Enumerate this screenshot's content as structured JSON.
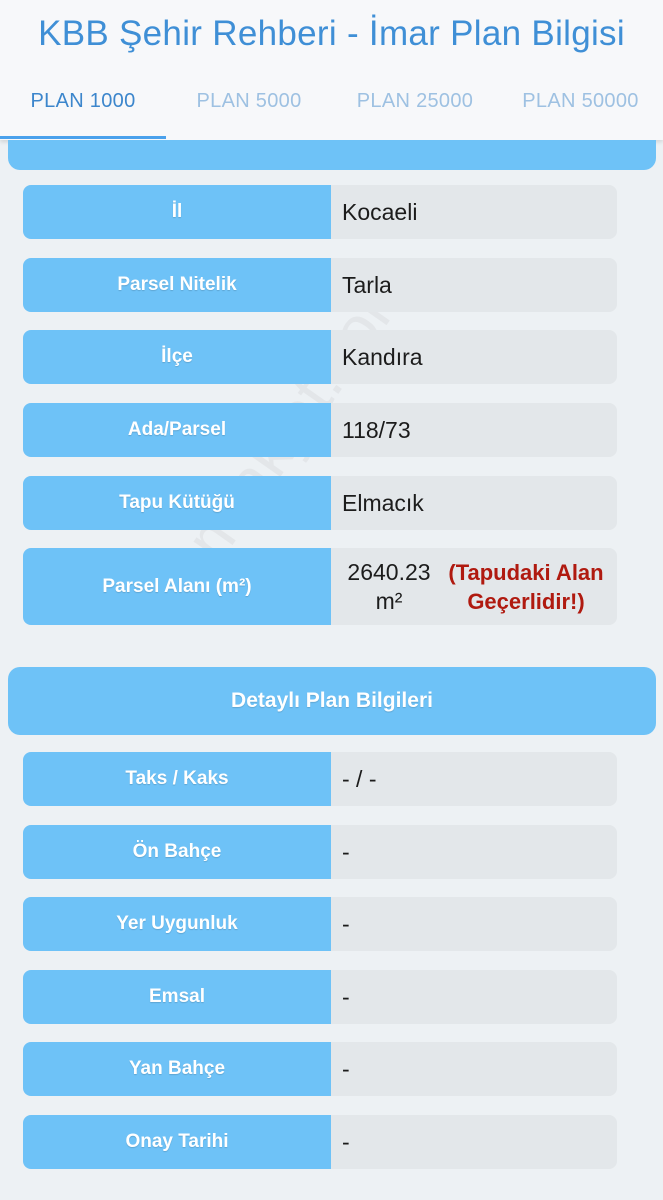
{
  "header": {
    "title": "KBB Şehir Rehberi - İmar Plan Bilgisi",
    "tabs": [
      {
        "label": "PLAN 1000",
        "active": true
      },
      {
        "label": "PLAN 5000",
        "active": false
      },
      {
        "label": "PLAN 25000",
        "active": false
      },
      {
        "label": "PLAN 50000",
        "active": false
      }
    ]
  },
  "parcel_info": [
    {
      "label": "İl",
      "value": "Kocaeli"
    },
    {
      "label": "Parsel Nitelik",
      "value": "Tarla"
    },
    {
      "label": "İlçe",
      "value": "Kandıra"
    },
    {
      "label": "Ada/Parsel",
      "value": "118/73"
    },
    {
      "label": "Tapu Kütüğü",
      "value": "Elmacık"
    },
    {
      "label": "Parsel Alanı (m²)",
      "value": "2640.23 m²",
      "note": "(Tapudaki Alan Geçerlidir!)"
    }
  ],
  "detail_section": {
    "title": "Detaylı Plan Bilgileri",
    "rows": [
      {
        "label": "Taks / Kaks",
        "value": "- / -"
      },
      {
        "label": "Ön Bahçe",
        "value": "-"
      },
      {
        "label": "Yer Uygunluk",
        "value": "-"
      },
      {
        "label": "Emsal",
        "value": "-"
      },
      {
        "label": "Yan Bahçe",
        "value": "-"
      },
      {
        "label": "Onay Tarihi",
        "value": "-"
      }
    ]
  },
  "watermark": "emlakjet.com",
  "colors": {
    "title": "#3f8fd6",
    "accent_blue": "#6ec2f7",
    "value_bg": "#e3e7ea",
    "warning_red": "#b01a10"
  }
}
- - - - -
Problem to work on
Reproduce each entry precisely. Leave the pictures out.

Answer
Enumerate this screenshot's content as structured JSON.
{
  "header": {
    "title": "KBB Şehir Rehberi - İmar Plan Bilgisi",
    "tabs": [
      {
        "label": "PLAN 1000",
        "active": true
      },
      {
        "label": "PLAN 5000",
        "active": false
      },
      {
        "label": "PLAN 25000",
        "active": false
      },
      {
        "label": "PLAN 50000",
        "active": false
      }
    ]
  },
  "parcel_info": [
    {
      "label": "İl",
      "value": "Kocaeli"
    },
    {
      "label": "Parsel Nitelik",
      "value": "Tarla"
    },
    {
      "label": "İlçe",
      "value": "Kandıra"
    },
    {
      "label": "Ada/Parsel",
      "value": "118/73"
    },
    {
      "label": "Tapu Kütüğü",
      "value": "Elmacık"
    },
    {
      "label": "Parsel Alanı (m²)",
      "value": "2640.23 m²",
      "note": "(Tapudaki Alan Geçerlidir!)"
    }
  ],
  "detail_section": {
    "title": "Detaylı Plan Bilgileri",
    "rows": [
      {
        "label": "Taks / Kaks",
        "value": "- / -"
      },
      {
        "label": "Ön Bahçe",
        "value": "-"
      },
      {
        "label": "Yer Uygunluk",
        "value": "-"
      },
      {
        "label": "Emsal",
        "value": "-"
      },
      {
        "label": "Yan Bahçe",
        "value": "-"
      },
      {
        "label": "Onay Tarihi",
        "value": "-"
      }
    ]
  },
  "watermark": "emlakjet.com",
  "colors": {
    "title": "#3f8fd6",
    "accent_blue": "#6ec2f7",
    "value_bg": "#e3e7ea",
    "warning_red": "#b01a10"
  }
}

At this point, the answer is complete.